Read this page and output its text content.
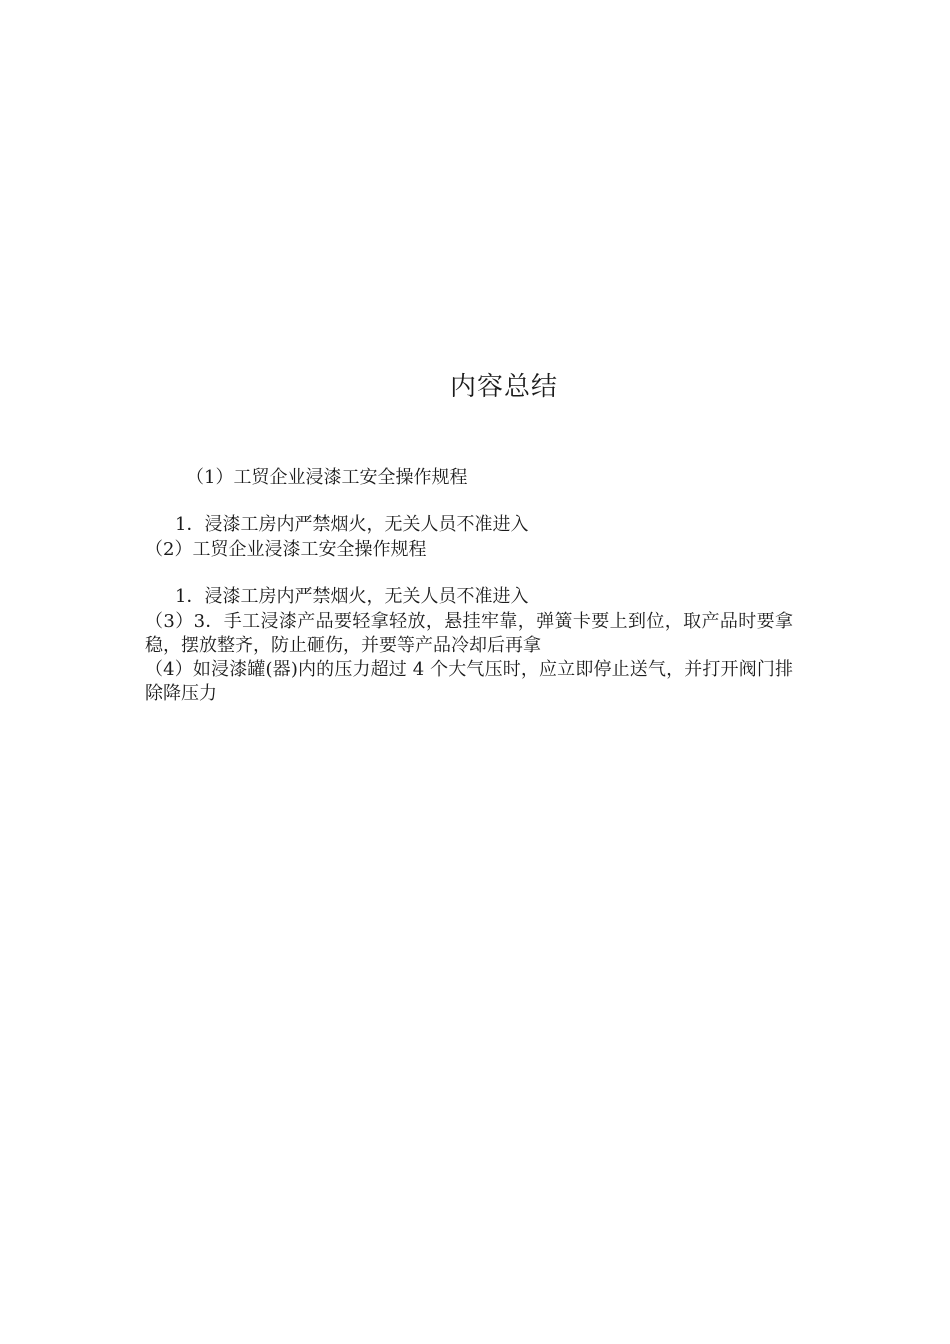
内容总结
（1）工贸企业浸漆工安全操作规程
1．浸漆工房内严禁烟火，无关人员不准进入
（2）工贸企业浸漆工安全操作规程
1．浸漆工房内严禁烟火，无关人员不准进入
（3）3．手工浸漆产品要轻拿轻放，悬挂牢靠，弹簧卡要上到位，取产品时要拿稳，摆放整齐，防止砸伤，并要等产品冷却后再拿
（4）如浸漆罐(器)内的压力超过 4 个大气压时，应立即停止送气，并打开阀门排除降压力
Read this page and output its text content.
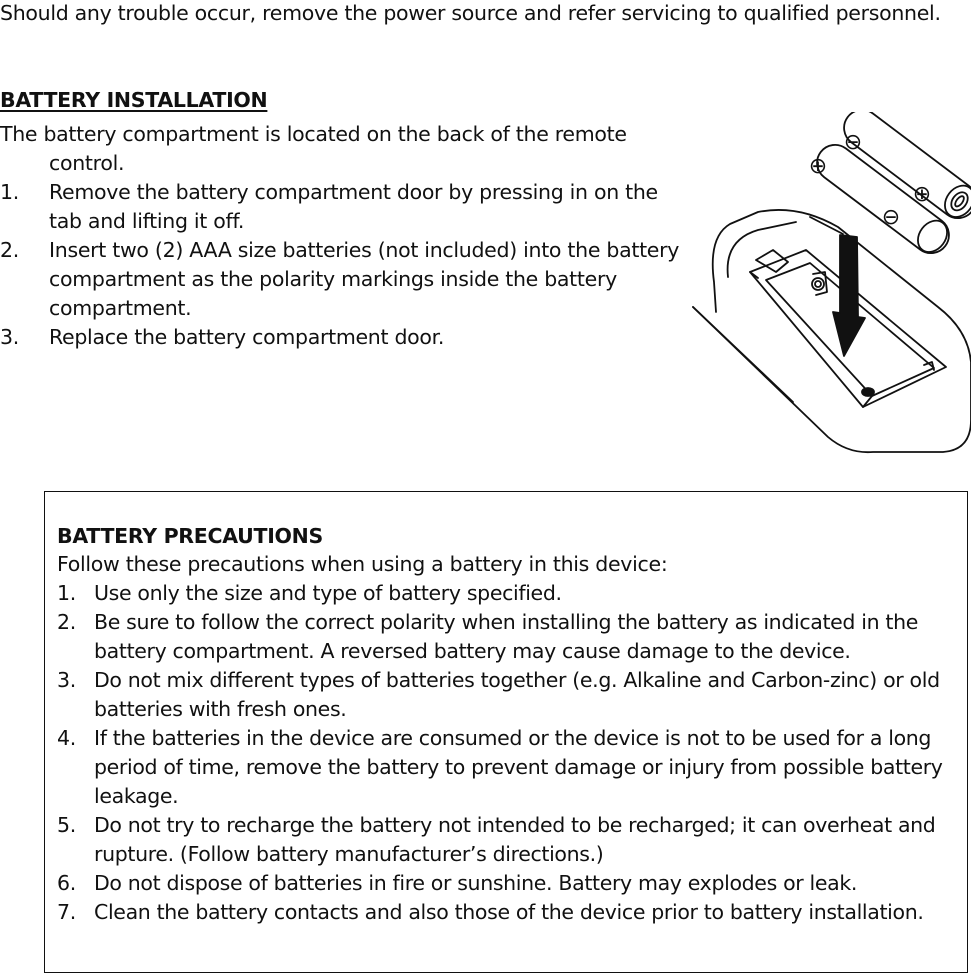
Should any trouble occur, remove the power source and refer servicing to qualified personnel.
BATTERY INSTALLATION

The battery compartment is located on the back of the remote control.

1. Remove the battery compartment door by pressing in on the tab and lifting it off.
2. Insert two (2) AAA size batteries (not included) into the battery compartment as the polarity markings inside the battery compartment.
3. Replace the battery compartment door.
⊕
⊖
⊕
⊖
BATTERY PRECAUTIONS
Follow these precautions when using a battery in this device:
1. Use only the size and type of battery specified.
2. Be sure to follow the correct polarity when installing the battery as indicated in the battery compartment. A reversed battery may cause damage to the device.
3. Do not mix different types of batteries together (e.g. Alkaline and Carbon-zinc) or old batteries with fresh ones.
4. If the batteries in the device are consumed or the device is not to be used for a long period of time, remove the battery to prevent damage or injury from possible battery leakage.
5. Do not try to recharge the battery not intended to be recharged; it can overheat and rupture. (Follow battery manufacturer’s directions.)
6. Do not dispose of batteries in fire or sunshine. Battery may explodes or leak.
7. Clean the battery contacts and also those of the device prior to battery installation.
◆ ◆ ◆ ◆
To be done: Restate each line of the records exactly; pictures do not belong in the copy.

Written solution:
Read this page and output its text content.
内容总结
（1）工贸企业浸漆工安全操作规程
1．浸漆工房内严禁烟火，无关人员不准进入
（2）工贸企业浸漆工安全操作规程
1．浸漆工房内严禁烟火，无关人员不准进入
（3）3．手工浸漆产品要轻拿轻放，悬挂牢靠，弹簧卡要上到位，取产品时要拿稳，摆放整齐，防止砸伤，并要等产品冷却后再拿
（4）如浸漆罐(器)内的压力超过 4 个大气压时，应立即停止送气，并打开阀门排除降压力
Read this page and output its text content.
Should any trouble occur, remove the power source and refer servicing to qualified personnel.
BATTERY INSTALLATION

The battery compartment is located on the back of the remote control.

1. Remove the battery compartment door by pressing in on the tab and lifting it off.
2. Insert two (2) AAA size batteries (not included) into the battery compartment as the polarity markings inside the battery compartment.
3. Replace the battery compartment door.
⊕
⊖
⊕
⊖
BATTERY PRECAUTIONS
Follow these precautions when using a battery in this device:
1. Use only the size and type of battery specified.
2. Be sure to follow the correct polarity when installing the battery as indicated in the battery compartment. A reversed battery may cause damage to the device.
3. Do not mix different types of batteries together (e.g. Alkaline and Carbon-zinc) or old batteries with fresh ones.
4. If the batteries in the device are consumed or the device is not to be used for a long period of time, remove the battery to prevent damage or injury from possible battery leakage.
5. Do not try to recharge the battery not intended to be recharged; it can overheat and rupture. (Follow battery manufacturer’s directions.)
6. Do not dispose of batteries in fire or sunshine. Battery may explodes or leak.
7. Clean the battery contacts and also those of the device prior to battery installation.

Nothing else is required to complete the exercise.